## TO DO:
Repeat the stretch of records from the line containing "postal-value xyxy=(49,343,79,350)" through the line containing "menu-favorites[interactable]: お気に入り(A) xyxy=(110,17,152,27)", keeping each line as it stands.
* * * * * * * * *
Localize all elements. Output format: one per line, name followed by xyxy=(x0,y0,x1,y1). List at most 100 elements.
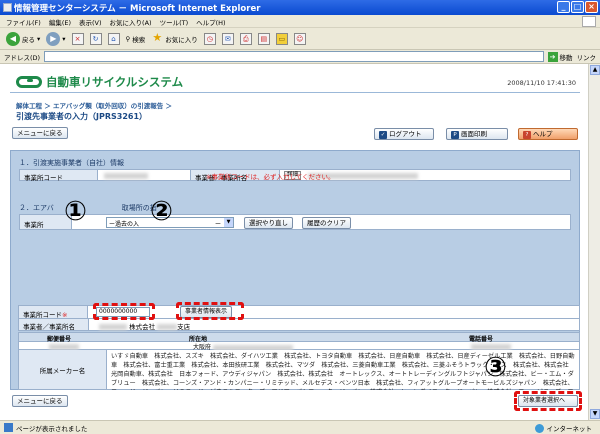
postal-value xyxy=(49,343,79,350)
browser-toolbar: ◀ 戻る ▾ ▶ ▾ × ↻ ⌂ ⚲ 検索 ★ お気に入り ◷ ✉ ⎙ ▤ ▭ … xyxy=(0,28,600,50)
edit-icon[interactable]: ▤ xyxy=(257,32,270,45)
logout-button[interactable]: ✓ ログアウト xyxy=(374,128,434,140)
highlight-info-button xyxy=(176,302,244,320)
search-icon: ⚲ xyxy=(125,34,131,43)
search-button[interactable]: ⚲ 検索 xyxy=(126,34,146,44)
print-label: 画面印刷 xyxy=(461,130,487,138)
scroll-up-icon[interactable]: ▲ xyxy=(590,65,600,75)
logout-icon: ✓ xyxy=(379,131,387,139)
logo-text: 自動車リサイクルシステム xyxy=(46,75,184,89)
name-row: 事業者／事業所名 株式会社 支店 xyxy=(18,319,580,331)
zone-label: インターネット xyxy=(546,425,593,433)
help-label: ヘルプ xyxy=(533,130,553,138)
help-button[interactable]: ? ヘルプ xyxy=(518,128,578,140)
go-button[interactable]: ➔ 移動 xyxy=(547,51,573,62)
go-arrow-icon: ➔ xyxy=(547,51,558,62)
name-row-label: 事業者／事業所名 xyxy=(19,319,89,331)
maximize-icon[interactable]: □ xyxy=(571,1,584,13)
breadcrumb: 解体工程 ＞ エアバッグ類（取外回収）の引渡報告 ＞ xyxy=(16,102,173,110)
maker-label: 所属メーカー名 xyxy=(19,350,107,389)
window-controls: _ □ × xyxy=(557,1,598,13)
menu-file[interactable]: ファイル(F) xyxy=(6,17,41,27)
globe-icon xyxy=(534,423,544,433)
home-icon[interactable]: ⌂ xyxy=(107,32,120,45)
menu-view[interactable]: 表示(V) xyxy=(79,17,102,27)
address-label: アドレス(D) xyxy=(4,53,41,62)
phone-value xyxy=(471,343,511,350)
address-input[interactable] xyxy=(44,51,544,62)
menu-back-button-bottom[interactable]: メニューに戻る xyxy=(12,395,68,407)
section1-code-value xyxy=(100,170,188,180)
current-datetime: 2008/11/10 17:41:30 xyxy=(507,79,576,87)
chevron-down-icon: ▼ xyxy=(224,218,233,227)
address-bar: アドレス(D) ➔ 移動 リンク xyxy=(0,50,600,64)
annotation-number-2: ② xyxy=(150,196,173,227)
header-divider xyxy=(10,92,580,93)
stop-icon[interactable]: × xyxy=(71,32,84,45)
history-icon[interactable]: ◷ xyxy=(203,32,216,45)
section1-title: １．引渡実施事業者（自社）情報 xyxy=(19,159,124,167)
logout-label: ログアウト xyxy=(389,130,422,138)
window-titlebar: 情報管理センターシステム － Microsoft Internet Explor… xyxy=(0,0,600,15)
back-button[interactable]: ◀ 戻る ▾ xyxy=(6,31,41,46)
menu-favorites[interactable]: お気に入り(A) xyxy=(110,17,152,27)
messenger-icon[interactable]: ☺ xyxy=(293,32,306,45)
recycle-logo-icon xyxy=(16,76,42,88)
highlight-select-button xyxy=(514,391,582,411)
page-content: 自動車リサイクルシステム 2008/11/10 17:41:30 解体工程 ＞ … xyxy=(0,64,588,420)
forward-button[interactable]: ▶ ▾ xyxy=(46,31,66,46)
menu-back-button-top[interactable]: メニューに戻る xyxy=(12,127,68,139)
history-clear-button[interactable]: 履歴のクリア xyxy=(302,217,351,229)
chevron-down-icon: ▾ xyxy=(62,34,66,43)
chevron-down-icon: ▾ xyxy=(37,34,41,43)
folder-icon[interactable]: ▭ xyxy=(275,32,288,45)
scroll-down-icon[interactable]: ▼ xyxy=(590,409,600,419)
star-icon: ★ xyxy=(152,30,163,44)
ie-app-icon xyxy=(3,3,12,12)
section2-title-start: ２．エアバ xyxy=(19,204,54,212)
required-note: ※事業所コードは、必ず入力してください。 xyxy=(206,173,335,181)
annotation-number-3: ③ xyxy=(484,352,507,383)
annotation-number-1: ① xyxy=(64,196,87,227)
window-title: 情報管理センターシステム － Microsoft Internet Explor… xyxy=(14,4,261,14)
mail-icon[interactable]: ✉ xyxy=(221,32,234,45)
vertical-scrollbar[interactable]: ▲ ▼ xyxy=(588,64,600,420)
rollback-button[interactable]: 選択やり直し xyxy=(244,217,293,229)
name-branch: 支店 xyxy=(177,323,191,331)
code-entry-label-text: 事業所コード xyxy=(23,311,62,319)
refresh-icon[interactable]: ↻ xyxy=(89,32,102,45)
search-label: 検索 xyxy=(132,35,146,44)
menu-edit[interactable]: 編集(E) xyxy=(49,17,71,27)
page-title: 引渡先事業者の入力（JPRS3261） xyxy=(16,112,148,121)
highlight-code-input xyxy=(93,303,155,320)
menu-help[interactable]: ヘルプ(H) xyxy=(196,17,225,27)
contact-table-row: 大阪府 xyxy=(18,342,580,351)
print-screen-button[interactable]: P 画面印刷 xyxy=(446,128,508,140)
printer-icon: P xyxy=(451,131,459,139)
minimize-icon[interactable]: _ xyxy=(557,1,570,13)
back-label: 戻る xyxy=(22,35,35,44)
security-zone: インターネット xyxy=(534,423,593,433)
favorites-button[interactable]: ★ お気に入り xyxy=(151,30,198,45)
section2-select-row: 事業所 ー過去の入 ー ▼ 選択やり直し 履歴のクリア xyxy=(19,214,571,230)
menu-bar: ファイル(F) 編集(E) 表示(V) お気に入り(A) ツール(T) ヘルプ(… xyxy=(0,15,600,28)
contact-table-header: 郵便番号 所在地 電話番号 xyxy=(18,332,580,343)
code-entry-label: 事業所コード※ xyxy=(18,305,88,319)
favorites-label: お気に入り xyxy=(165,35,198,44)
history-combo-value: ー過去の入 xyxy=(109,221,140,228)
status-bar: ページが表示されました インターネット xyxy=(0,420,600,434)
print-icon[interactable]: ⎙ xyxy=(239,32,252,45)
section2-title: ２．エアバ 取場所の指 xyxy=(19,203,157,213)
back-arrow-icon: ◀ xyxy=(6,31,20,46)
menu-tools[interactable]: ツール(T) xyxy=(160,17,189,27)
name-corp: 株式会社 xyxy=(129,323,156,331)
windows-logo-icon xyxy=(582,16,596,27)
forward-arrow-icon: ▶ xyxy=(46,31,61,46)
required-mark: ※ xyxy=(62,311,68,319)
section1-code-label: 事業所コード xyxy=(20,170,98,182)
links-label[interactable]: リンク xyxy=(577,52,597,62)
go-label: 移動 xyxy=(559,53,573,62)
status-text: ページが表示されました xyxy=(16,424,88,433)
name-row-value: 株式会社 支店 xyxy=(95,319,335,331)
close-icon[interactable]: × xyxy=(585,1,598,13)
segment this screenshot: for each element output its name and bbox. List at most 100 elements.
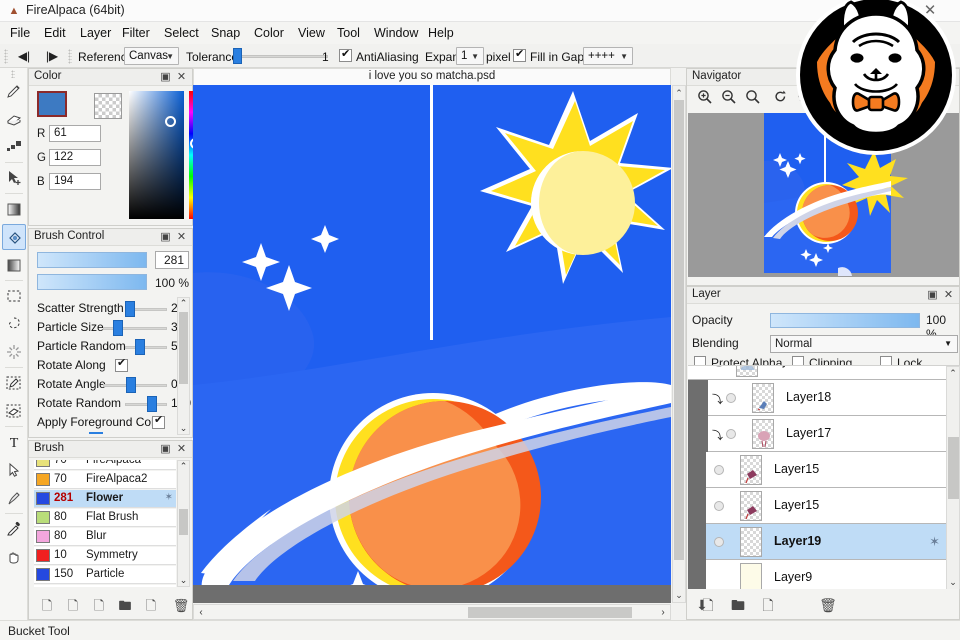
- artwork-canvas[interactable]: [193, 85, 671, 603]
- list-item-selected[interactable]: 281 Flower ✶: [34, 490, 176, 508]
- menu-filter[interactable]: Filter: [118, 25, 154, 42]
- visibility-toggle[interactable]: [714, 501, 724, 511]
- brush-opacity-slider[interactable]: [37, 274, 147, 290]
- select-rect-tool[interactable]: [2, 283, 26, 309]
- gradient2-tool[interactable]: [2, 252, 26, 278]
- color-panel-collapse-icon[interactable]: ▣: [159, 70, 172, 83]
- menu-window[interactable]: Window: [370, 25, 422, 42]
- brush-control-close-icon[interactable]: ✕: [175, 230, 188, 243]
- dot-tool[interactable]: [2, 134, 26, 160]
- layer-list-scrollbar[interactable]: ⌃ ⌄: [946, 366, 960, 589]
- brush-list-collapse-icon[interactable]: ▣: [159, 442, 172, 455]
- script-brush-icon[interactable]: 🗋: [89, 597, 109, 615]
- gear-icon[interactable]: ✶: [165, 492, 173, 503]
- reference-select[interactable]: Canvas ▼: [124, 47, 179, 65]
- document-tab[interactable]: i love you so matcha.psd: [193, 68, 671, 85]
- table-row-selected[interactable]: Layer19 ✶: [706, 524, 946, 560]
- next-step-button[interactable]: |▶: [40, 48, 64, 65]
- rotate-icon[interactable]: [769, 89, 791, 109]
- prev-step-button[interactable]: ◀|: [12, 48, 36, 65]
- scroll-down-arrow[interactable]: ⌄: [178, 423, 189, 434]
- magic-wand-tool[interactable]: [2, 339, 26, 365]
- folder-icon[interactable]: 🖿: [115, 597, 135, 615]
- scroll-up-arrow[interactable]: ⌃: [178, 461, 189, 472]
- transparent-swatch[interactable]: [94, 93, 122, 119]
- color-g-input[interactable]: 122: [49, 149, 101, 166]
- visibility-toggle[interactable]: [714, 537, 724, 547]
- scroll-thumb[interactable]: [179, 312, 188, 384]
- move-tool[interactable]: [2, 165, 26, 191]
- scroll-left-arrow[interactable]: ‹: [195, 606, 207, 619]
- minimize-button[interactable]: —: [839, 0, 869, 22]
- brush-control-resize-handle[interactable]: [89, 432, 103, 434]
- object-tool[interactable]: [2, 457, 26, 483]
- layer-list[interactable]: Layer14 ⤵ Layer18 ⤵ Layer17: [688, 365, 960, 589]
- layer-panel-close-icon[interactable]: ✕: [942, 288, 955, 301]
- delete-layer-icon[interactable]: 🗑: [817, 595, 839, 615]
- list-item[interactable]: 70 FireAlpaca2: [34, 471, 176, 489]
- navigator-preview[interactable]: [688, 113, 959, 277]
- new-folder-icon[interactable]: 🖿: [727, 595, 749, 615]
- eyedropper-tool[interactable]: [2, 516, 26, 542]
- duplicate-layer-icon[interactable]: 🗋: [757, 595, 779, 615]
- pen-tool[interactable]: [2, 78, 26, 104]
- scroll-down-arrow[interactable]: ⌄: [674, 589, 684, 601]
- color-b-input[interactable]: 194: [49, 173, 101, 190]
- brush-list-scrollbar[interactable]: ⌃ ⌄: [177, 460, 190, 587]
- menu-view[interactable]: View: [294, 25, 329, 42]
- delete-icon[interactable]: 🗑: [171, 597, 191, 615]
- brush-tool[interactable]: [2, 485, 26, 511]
* * * * * * * * *
## SOLUTION BELOW:
postal-value xyxy=(49,343,79,350)
browser-toolbar: ◀ 戻る ▾ ▶ ▾ × ↻ ⌂ ⚲ 検索 ★ お気に入り ◷ ✉ ⎙ ▤ ▭ … xyxy=(0,28,600,50)
edit-icon[interactable]: ▤ xyxy=(257,32,270,45)
logout-button[interactable]: ✓ ログアウト xyxy=(374,128,434,140)
highlight-info-button xyxy=(176,302,244,320)
search-icon: ⚲ xyxy=(125,34,131,43)
search-button[interactable]: ⚲ 検索 xyxy=(126,34,146,44)
print-label: 画面印刷 xyxy=(461,130,487,138)
scroll-up-icon[interactable]: ▲ xyxy=(590,65,600,75)
logout-icon: ✓ xyxy=(379,131,387,139)
logo-text: 自動車リサイクルシステム xyxy=(46,75,184,89)
name-row: 事業者／事業所名 株式会社 支店 xyxy=(18,319,580,331)
zone-label: インターネット xyxy=(546,425,593,433)
help-label: ヘルプ xyxy=(533,130,553,138)
help-button[interactable]: ? ヘルプ xyxy=(518,128,578,140)
go-button[interactable]: ➔ 移動 xyxy=(547,51,573,62)
go-arrow-icon: ➔ xyxy=(547,51,558,62)
name-row-label: 事業者／事業所名 xyxy=(19,319,89,331)
maximize-icon[interactable]: □ xyxy=(571,1,584,13)
breadcrumb: 解体工程 ＞ エアバッグ類（取外回収）の引渡報告 ＞ xyxy=(16,102,173,110)
maker-label: 所属メーカー名 xyxy=(19,350,107,389)
window-controls: _ □ × xyxy=(557,1,598,13)
menu-file[interactable]: ファイル(F) xyxy=(6,17,41,27)
globe-icon xyxy=(534,423,544,433)
home-icon[interactable]: ⌂ xyxy=(107,32,120,45)
menu-view[interactable]: 表示(V) xyxy=(79,17,102,27)
address-label: アドレス(D) xyxy=(4,53,41,62)
phone-value xyxy=(471,343,511,350)
address-input[interactable] xyxy=(44,51,544,62)
menu-back-button-bottom[interactable]: メニューに戻る xyxy=(12,395,68,407)
section1-code-value xyxy=(100,170,188,180)
current-datetime: 2008/11/10 17:41:30 xyxy=(507,79,576,87)
chevron-down-icon: ▼ xyxy=(224,218,233,227)
address-bar: アドレス(D) ➔ 移動 リンク xyxy=(0,50,600,64)
annotation-number-2: ② xyxy=(150,196,173,227)
header-divider xyxy=(10,92,580,93)
stop-icon[interactable]: × xyxy=(71,32,84,45)
history-icon[interactable]: ◷ xyxy=(203,32,216,45)
section1-title: １．引渡実施事業者（自社）情報 xyxy=(19,159,124,167)
logout-label: ログアウト xyxy=(389,130,422,138)
window-titlebar: 情報管理センターシステム － Microsoft Internet Explor… xyxy=(0,0,600,15)
back-button[interactable]: ◀ 戻る ▾ xyxy=(6,31,41,46)
menu-favorites[interactable]: お気に入り(A) xyxy=(110,17,152,27)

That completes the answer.